Exercise goal – Extract the lines from the entries below and repeat them word for word, with nothing changed. Leave the pictures out of the answer.

Start Record list

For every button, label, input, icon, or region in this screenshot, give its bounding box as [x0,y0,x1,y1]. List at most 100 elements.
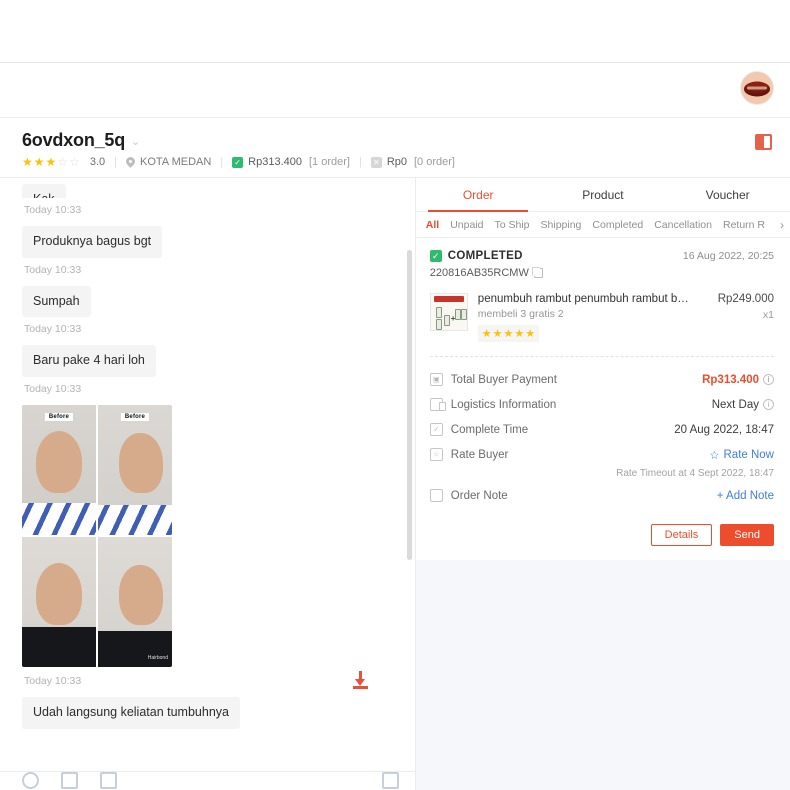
product-quantity: x1 [762,309,774,321]
order-main-tabs: Order Product Voucher [415,178,790,212]
message-bubble: Udah langsung keliatan tumbuhnya [22,696,240,729]
chat-message-list: Kak Today 10:33 Produknya bagus bgt Toda… [0,178,415,729]
promo-banner [433,296,464,302]
top-blank-area [0,0,790,62]
rate-timeout-note: Rate Timeout at 4 Sept 2022, 18:47 [616,468,774,479]
product-rating-stars: ★ ★ ★ ★ ★ [477,325,540,342]
chat-scroll-area[interactable]: Kak Today 10:33 Produknya bagus bgt Toda… [0,178,415,771]
account-bar [0,63,790,118]
star-badge-icon: ☆ [429,448,443,461]
watermark: Hairbond [147,654,168,661]
download-icon[interactable] [352,670,369,689]
product-price: Rp249.000 [717,293,774,305]
order-id-row: 220816AB35RCMW [430,267,774,279]
row-label: Order Note [450,489,508,502]
filter-unpaid[interactable]: Unpaid [450,219,483,231]
cancel-icon: ✕ [370,156,382,168]
shirt-shape [22,502,96,535]
app-root: 6ovdxon_5q ⌄ ★ ★ ★ ☆ ☆ 3.0 | KOTA MEDAN … [0,0,790,790]
copy-icon[interactable] [531,267,543,278]
info-icon[interactable]: i [763,374,774,385]
tab-order[interactable]: Order [416,178,541,212]
shirt-shape [98,630,172,667]
info-icon[interactable]: i [763,399,774,410]
logistics-value: Next Day [711,398,759,411]
status-badge: COMPLETED [447,250,523,262]
photo-tile[interactable]: Hairbond [98,536,172,667]
message-bubble: Kak [22,184,66,198]
row-label: Total Buyer Payment [450,373,557,386]
shop-location: KOTA MEDAN [126,156,211,168]
list-item: Kak [22,184,397,198]
total-payment-amount: Rp313.400 [702,373,759,386]
message-time: Today 10:33 [24,382,82,395]
order-card: ✓ COMPLETED 16 Aug 2022, 20:25 220816AB3… [415,238,790,560]
tab-voucher[interactable]: Voucher [665,178,790,211]
product-thumbnail[interactable]: + [429,293,468,331]
arrow-head [354,678,365,686]
star-icon: ★ [33,155,45,169]
avatar[interactable] [740,71,774,105]
photo-tag: Before [120,412,150,421]
message-bubble: Baru pake 4 hari loh [22,345,156,377]
emoji-icon[interactable] [22,772,39,789]
rate-now-label: Rate Now [723,448,775,461]
list-item: Udah langsung keliatan tumbuhnya [22,696,397,729]
star-icon: ★ [525,328,536,340]
row-value: Next Day i [712,399,774,411]
filter-return-refund[interactable]: Return R [723,219,765,231]
folder-icon[interactable] [100,772,117,789]
photo-tile[interactable] [22,536,96,667]
chevron-right-icon[interactable]: › [776,218,784,232]
toggle-right-pane [764,136,770,148]
message-photo-grid[interactable]: Before Before Hairbond [22,404,172,667]
message-bubble: Sumpah [22,285,91,318]
tab-product[interactable]: Product [541,178,666,211]
order-panel-empty-area [415,560,790,790]
order-info-rows: ▣ Total Buyer Payment Rp313.400 i Logist… [429,357,774,508]
add-note-link[interactable]: + Add Note [717,490,774,502]
split-panel-toggle-icon[interactable] [755,134,772,150]
filter-shipping[interactable]: Shipping [541,219,582,231]
filter-all[interactable]: All [426,219,439,231]
bottle-icon [443,315,450,326]
filter-to-ship[interactable]: To Ship [495,219,530,231]
chat-panel: Kak Today 10:33 Produknya bagus bgt Toda… [0,178,416,790]
image-icon[interactable] [61,772,78,789]
photo-tile[interactable]: Before [22,404,96,535]
list-item: Baru pake 4 hari loh [22,345,397,377]
chevron-down-icon[interactable]: ⌄ [131,137,140,148]
order-status-row: ✓ COMPLETED 16 Aug 2022, 20:25 [429,250,774,262]
message-time: Today 10:33 [24,674,82,687]
row-logistics-information: Logistics Information Next Day i [429,392,774,417]
payment-icon: ▣ [429,373,443,386]
star-icon: ☆ [69,155,80,169]
chat-toolbar [0,771,415,790]
star-icon: ☆ [57,155,69,169]
star-glyph: ☆ [433,451,440,458]
filter-completed[interactable]: Completed [592,219,643,231]
meta-divider: | [220,156,224,168]
row-rate-buyer: ☆ Rate Buyer ☆ Rate Now [429,442,774,467]
product-variant: membeli 3 gratis 2 [477,308,564,320]
order-card-icon[interactable] [381,772,399,789]
order-action-row: Details Send [430,524,774,546]
shirt-shape [22,626,96,667]
shop-meta-row: ★ ★ ★ ☆ ☆ 3.0 | KOTA MEDAN | ✓ Rp313.400… [22,156,774,168]
location-pin-icon [126,157,135,168]
star-icon: ★ [45,155,57,169]
details-button[interactable]: Details [650,524,713,546]
head-shape [118,432,163,493]
head-shape [118,564,163,625]
product-price-block: Rp249.000 x1 [718,293,774,342]
chat-scrollbar[interactable] [406,250,412,560]
filter-cancellation[interactable]: Cancellation [654,219,712,231]
bottle-icon [460,309,467,320]
truck-icon [429,398,446,411]
row-label: Logistics Information [450,398,557,411]
send-button[interactable]: Send [720,524,774,546]
bottle-icon [435,307,442,318]
rate-now-link[interactable]: ☆ Rate Now [709,448,774,462]
star-icon: ☆ [709,449,720,462]
photo-tile[interactable]: Before [98,404,172,535]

End Record list

Solution to this problem –
For every button, label, input, icon, or region in this screenshot, give its bounding box as [x0,y0,x1,y1]. List at most 100 elements.
product-quantity: x1 [762,309,774,321]
order-main-tabs: Order Product Voucher [415,178,790,212]
message-bubble: Udah langsung keliatan tumbuhnya [22,696,240,729]
chat-message-list: Kak Today 10:33 Produknya bagus bgt Toda… [0,178,415,729]
promo-banner [433,296,464,302]
top-blank-area [0,0,790,62]
rate-timeout-note: Rate Timeout at 4 Sept 2022, 18:47 [616,468,774,479]
product-rating-stars: ★ ★ ★ ★ ★ [477,325,540,342]
chat-scroll-area[interactable]: Kak Today 10:33 Produknya bagus bgt Toda… [0,178,415,771]
account-bar [0,63,790,118]
star-badge-icon: ☆ [429,448,443,461]
watermark: Hairbond [147,654,168,661]
download-icon[interactable] [352,670,369,689]
product-price: Rp249.000 [717,293,774,305]
order-id-row: 220816AB35RCMW [430,267,774,279]
row-label: Order Note [450,489,508,502]
filter-unpaid[interactable]: Unpaid [450,219,483,231]
cancel-icon: ✕ [370,156,382,168]
shirt-shape [22,502,96,535]
app-root: 6ovdxon_5q ⌄ ★ ★ ★ ☆ ☆ 3.0 | KOTA MEDAN … [0,0,790,790]
copy-icon[interactable] [531,267,543,278]
info-icon[interactable]: i [763,374,774,385]
tab-order[interactable]: Order [416,178,541,212]
shirt-shape [98,630,172,667]
info-icon[interactable]: i [763,399,774,410]
logistics-value: Next Day [711,398,759,411]
status-badge: COMPLETED [447,250,523,262]
photo-tile[interactable]: Hairbond [98,536,172,667]
message-bubble: Kak [22,184,66,198]
row-label: Total Buyer Payment [450,373,557,386]
shop-location: KOTA MEDAN [126,156,211,168]
list-item: Kak [22,184,397,198]
total-payment-amount: Rp313.400 [702,373,759,386]
message-time: Today 10:33 [24,382,82,395]
order-card: ✓ COMPLETED 16 Aug 2022, 20:25 220816AB3… [415,238,790,560]
tab-voucher[interactable]: Voucher [665,178,790,211]
product-thumbnail[interactable]: + [429,293,468,331]
arrow-head [354,678,365,686]
star-icon: ★ [33,155,45,169]
avatar[interactable] [740,71,774,105]
photo-tag: Before [120,412,150,421]
message-bubble: Baru pake 4 hari loh [22,345,156,377]
emoji-icon[interactable] [22,772,39,789]
rate-now-label: Rate Now [723,448,775,461]
list-item: Udah langsung keliatan tumbuhnya [22,696,397,729]
star-icon: ★ [525,328,536,340]
row-value: Next Day i [712,399,774,411]
filter-return-refund[interactable]: Return R [723,219,765,231]
folder-icon[interactable] [100,772,117,789]
photo-tile[interactable] [22,536,96,667]
chevron-right-icon[interactable]: › [776,218,784,232]
toggle-right-pane [764,136,770,148]
message-photo-grid[interactable]: Before Before Hairbond [22,404,172,667]
message-bubble: Sumpah [22,285,91,318]
tab-product[interactable]: Product [541,178,666,211]
order-panel-empty-area [415,560,790,790]
order-info-rows: ▣ Total Buyer Payment Rp313.400 i Logist… [429,357,774,508]
add-note-link[interactable]: + Add Note [717,490,774,502]
split-panel-toggle-icon[interactable] [755,134,772,150]
filter-shipping[interactable]: Shipping [541,219,582,231]
filter-all[interactable]: All [426,219,439,231]
bottle-icon [443,315,450,326]
filter-to-ship[interactable]: To Ship [495,219,530,231]
chat-panel: Kak Today 10:33 Produknya bagus bgt Toda… [0,178,416,790]
image-icon[interactable] [61,772,78,789]
photo-tile[interactable]: Before [22,404,96,535]
list-item: Baru pake 4 hari loh [22,345,397,377]
chevron-down-icon[interactable]: ⌄ [131,137,140,148]
order-status-row: ✓ COMPLETED 16 Aug 2022, 20:25 [429,250,774,262]
message-time: Today 10:33 [24,674,82,687]
row-logistics-information: Logistics Information Next Day i [429,392,774,417]
payment-icon: ▣ [429,373,443,386]
star-icon: ☆ [69,155,80,169]
chat-toolbar [0,771,415,790]
star-icon: ☆ [57,155,69,169]
star-glyph: ☆ [433,451,440,458]
filter-completed[interactable]: Completed [592,219,643,231]
meta-divider: | [220,156,224,168]
row-rate-buyer: ☆ Rate Buyer ☆ Rate Now [429,442,774,467]
product-variant: membeli 3 gratis 2 [477,308,564,320]
order-card-icon[interactable] [381,772,399,789]
order-action-row: Details Send [430,524,774,546]
shirt-shape [22,626,96,667]
shop-meta-row: ★ ★ ★ ☆ ☆ 3.0 | KOTA MEDAN | ✓ Rp313.400… [22,156,774,168]
location-pin-icon [126,157,135,168]
star-icon: ★ [45,155,57,169]
details-button[interactable]: Details [650,524,713,546]
head-shape [118,432,163,493]
head-shape [118,564,163,625]
product-price-block: Rp249.000 x1 [718,293,774,342]
chat-scrollbar[interactable] [406,250,412,560]
filter-cancellation[interactable]: Cancellation [654,219,712,231]
bottle-icon [460,309,467,320]
truck-icon [429,398,446,411]
row-label: Logistics Information [450,398,557,411]
send-button[interactable]: Send [720,524,774,546]
bottle-icon [435,307,442,318]
rate-now-link[interactable]: ☆ Rate Now [709,448,774,462]
star-icon: ☆ [709,449,720,462]
photo-tile[interactable]: Before [98,404,172,535]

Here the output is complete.